start Material shown
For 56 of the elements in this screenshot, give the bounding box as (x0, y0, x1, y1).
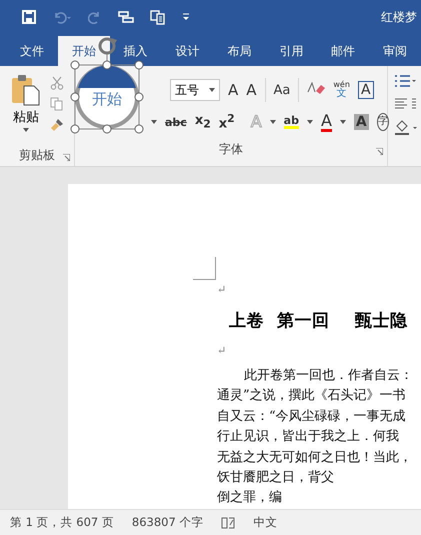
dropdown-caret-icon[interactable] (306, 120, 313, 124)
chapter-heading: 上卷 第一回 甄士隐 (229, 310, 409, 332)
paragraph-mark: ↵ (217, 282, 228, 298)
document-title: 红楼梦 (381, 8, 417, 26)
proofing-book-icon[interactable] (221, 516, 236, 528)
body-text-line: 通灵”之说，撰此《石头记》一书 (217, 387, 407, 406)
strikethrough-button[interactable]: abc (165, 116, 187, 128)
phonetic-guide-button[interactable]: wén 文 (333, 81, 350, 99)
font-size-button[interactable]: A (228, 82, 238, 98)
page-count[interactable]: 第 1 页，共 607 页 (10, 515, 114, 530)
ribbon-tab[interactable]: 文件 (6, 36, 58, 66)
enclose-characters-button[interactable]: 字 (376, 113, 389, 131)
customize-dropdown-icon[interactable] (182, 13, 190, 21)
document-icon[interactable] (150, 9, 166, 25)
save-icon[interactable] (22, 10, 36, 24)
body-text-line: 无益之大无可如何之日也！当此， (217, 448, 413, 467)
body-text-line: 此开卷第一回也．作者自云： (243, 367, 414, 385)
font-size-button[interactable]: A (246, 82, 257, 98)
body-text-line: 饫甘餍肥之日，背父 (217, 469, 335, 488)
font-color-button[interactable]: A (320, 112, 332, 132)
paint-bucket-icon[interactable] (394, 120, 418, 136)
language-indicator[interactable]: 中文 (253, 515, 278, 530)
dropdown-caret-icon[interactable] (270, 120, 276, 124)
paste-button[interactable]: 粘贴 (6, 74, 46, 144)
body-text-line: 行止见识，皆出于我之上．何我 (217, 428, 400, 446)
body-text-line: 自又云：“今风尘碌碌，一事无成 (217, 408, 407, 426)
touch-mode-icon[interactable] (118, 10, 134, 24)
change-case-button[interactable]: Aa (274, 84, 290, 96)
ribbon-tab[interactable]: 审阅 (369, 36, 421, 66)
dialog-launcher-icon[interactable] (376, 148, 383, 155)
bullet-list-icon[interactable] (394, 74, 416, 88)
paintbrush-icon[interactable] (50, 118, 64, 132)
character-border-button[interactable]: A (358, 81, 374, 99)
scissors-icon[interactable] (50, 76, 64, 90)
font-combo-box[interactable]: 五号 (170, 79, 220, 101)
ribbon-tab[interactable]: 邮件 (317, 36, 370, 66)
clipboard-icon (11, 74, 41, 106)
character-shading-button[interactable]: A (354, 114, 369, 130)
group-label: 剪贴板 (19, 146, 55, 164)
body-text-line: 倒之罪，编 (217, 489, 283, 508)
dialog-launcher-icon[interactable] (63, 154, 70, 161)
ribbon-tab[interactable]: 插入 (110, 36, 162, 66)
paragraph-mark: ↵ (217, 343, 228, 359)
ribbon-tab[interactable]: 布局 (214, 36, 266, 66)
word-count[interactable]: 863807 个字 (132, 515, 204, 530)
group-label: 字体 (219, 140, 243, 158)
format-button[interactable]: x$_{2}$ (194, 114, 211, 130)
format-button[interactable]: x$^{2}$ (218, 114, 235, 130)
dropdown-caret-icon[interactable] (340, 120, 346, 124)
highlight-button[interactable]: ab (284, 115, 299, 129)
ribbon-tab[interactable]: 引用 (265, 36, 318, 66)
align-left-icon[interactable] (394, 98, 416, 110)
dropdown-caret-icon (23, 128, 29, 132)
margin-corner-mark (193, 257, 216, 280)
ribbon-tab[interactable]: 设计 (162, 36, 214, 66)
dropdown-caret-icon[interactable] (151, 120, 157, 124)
end Material shown
start Material shown
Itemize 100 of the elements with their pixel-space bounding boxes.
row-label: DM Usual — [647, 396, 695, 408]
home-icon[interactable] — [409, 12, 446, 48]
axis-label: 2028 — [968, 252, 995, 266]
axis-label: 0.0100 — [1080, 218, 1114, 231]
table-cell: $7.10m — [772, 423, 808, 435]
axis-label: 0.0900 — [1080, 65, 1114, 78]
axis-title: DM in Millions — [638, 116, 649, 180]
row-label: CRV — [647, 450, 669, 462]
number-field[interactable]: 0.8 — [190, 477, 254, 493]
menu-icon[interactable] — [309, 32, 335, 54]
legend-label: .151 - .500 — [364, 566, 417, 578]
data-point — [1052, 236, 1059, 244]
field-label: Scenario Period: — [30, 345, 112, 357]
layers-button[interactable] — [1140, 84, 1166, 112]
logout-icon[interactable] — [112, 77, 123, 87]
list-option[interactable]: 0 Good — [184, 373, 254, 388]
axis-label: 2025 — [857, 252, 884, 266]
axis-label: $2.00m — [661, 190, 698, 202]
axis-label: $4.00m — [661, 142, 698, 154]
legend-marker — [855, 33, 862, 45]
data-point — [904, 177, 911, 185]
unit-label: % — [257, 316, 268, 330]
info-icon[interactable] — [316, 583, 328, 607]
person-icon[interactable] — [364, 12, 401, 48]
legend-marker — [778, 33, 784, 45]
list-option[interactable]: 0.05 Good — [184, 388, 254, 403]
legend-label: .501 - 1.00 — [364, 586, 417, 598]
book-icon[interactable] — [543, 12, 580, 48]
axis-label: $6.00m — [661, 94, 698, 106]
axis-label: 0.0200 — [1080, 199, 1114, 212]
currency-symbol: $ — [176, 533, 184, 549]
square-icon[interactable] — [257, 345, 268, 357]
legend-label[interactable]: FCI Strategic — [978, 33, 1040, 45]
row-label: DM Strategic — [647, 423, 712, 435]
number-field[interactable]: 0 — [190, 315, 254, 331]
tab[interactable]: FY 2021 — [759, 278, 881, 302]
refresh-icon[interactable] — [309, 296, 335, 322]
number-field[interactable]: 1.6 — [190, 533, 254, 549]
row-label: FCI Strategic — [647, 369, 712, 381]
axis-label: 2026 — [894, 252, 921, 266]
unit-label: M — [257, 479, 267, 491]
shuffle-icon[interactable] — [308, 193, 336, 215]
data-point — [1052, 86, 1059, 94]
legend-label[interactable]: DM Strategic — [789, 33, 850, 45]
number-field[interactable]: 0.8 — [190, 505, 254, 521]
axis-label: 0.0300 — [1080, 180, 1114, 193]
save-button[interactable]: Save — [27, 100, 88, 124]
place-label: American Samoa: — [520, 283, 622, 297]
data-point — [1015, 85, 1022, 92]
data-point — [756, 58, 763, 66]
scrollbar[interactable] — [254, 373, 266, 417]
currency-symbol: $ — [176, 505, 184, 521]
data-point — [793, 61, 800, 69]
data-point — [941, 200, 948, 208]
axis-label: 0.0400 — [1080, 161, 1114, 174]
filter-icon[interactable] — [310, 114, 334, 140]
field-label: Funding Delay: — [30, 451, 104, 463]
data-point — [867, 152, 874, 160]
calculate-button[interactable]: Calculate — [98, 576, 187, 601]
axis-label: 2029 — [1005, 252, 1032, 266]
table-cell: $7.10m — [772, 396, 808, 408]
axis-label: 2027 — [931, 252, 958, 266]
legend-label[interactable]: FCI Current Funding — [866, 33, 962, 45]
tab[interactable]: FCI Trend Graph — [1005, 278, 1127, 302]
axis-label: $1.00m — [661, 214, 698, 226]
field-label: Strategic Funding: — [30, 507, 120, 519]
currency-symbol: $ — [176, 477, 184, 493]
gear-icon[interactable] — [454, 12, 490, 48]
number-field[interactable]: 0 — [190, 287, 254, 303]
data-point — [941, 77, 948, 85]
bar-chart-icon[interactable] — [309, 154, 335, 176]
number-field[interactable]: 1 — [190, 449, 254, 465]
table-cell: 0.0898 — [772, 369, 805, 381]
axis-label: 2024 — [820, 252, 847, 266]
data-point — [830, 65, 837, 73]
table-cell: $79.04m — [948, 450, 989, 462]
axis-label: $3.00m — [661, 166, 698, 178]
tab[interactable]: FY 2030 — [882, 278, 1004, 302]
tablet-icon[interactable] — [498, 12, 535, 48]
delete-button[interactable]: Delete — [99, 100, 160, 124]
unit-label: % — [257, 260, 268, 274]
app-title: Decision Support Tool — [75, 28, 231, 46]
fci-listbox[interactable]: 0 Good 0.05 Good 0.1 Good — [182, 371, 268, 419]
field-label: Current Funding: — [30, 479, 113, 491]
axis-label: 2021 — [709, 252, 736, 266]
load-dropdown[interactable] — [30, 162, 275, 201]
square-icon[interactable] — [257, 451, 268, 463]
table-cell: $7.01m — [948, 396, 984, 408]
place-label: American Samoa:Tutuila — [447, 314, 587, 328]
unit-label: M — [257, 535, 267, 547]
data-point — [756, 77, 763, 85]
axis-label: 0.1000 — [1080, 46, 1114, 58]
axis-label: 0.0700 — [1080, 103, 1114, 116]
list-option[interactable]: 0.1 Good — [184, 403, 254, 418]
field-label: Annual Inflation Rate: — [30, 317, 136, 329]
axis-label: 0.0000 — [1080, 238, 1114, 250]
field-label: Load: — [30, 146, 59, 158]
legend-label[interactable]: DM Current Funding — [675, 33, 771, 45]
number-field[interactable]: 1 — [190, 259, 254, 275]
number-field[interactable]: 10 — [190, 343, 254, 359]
end Material shown
start Material shown
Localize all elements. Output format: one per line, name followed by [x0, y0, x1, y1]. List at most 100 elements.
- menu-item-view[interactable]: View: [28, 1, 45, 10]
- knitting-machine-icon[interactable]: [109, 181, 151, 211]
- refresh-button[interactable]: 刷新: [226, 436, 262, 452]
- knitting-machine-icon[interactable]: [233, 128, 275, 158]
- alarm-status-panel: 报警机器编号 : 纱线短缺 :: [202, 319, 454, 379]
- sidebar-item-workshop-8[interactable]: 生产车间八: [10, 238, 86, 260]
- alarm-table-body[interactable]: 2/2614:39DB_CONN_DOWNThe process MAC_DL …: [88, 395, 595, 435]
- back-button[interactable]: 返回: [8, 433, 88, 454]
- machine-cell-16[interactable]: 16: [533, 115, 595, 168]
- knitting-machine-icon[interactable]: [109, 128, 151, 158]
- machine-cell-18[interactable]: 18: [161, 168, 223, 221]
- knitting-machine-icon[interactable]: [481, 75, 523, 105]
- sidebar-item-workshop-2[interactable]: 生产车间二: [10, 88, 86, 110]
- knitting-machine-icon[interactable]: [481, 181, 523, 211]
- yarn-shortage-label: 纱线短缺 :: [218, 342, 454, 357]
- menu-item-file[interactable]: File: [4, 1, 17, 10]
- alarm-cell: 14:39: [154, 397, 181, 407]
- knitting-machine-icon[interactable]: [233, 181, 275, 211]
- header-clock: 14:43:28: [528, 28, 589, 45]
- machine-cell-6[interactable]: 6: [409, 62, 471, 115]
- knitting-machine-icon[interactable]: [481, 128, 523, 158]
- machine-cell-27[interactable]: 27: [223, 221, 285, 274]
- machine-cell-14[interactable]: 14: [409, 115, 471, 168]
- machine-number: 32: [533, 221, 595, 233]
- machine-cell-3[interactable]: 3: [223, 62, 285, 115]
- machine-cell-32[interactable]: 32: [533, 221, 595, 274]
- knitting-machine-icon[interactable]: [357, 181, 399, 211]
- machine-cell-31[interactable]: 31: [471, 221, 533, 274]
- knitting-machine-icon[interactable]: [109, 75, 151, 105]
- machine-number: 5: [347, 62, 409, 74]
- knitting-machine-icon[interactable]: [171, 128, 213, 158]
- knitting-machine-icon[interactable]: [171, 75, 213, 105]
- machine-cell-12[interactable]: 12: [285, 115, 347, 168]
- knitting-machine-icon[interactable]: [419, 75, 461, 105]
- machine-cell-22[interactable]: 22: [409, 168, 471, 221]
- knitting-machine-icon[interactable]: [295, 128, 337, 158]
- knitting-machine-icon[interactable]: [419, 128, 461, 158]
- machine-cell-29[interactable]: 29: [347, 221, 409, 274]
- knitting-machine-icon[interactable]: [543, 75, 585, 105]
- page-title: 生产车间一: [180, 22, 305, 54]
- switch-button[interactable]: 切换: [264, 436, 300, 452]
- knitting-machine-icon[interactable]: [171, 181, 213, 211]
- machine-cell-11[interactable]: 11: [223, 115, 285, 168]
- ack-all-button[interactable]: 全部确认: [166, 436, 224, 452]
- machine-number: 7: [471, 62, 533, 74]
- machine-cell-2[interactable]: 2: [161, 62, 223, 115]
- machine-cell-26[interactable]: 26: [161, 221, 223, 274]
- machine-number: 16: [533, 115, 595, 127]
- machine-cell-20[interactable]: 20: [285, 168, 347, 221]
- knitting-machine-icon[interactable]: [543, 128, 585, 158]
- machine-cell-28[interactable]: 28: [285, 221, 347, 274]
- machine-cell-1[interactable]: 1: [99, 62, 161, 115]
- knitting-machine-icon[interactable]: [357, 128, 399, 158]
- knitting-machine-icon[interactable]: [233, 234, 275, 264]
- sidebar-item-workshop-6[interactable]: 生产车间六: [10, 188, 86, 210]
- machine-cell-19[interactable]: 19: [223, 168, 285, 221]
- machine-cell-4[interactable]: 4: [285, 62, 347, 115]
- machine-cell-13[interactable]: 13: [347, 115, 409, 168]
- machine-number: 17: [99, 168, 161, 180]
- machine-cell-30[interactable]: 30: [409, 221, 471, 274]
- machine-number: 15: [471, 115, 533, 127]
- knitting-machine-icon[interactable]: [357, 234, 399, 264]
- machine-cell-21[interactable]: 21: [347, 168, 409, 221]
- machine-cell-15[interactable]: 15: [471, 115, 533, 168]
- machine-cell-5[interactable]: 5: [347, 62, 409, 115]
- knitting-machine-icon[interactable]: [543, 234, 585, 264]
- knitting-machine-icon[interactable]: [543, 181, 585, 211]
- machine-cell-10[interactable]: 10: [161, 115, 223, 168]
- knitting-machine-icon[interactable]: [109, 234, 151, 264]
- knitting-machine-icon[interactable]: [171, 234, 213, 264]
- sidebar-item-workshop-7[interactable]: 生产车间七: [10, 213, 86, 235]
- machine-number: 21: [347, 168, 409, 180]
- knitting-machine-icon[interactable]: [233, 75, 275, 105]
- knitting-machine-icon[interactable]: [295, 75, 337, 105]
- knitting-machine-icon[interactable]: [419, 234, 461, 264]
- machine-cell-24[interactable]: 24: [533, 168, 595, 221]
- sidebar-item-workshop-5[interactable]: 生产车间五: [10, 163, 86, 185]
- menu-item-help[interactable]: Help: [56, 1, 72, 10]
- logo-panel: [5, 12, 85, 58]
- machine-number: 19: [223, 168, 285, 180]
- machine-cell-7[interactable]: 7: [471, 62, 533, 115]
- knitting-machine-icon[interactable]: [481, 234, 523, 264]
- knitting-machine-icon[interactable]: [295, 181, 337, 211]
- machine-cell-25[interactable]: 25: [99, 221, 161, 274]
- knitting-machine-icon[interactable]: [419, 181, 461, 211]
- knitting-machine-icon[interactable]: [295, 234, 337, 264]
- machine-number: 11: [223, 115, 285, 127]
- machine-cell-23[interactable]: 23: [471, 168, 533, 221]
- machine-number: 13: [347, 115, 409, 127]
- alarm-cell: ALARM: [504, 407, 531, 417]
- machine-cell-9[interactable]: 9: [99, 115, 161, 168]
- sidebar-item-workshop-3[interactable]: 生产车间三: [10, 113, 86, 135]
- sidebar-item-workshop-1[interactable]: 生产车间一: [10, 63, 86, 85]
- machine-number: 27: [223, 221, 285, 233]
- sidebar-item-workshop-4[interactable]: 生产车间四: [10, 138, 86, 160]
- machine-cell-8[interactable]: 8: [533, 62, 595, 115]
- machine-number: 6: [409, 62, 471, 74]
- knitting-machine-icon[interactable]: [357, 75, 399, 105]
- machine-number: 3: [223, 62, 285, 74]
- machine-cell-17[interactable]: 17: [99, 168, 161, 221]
end Material shown
Exercise directions: Repeat the stretch from the line containing "Itemize 100 of" through the line containing "axis-label: 2025 — [857, 252, 884, 266]", both included, word for word.

Exercise result:
Itemize 100 of the elements with their pixel-space bounding boxes.
row-label: DM Usual — [647, 396, 695, 408]
home-icon[interactable] — [409, 12, 446, 48]
axis-label: 2028 — [968, 252, 995, 266]
axis-label: 0.0100 — [1080, 218, 1114, 231]
table-cell: $7.10m — [772, 423, 808, 435]
axis-label: 0.0900 — [1080, 65, 1114, 78]
axis-title: DM in Millions — [638, 116, 649, 180]
row-label: CRV — [647, 450, 669, 462]
number-field[interactable]: 0.8 — [190, 477, 254, 493]
menu-icon[interactable] — [309, 32, 335, 54]
legend-label: .151 - .500 — [364, 566, 417, 578]
data-point — [1052, 236, 1059, 244]
field-label: Scenario Period: — [30, 345, 112, 357]
layers-button[interactable] — [1140, 84, 1166, 112]
logout-icon[interactable] — [112, 77, 123, 87]
list-option[interactable]: 0 Good — [184, 373, 254, 388]
axis-label: 2025 — [857, 252, 884, 266]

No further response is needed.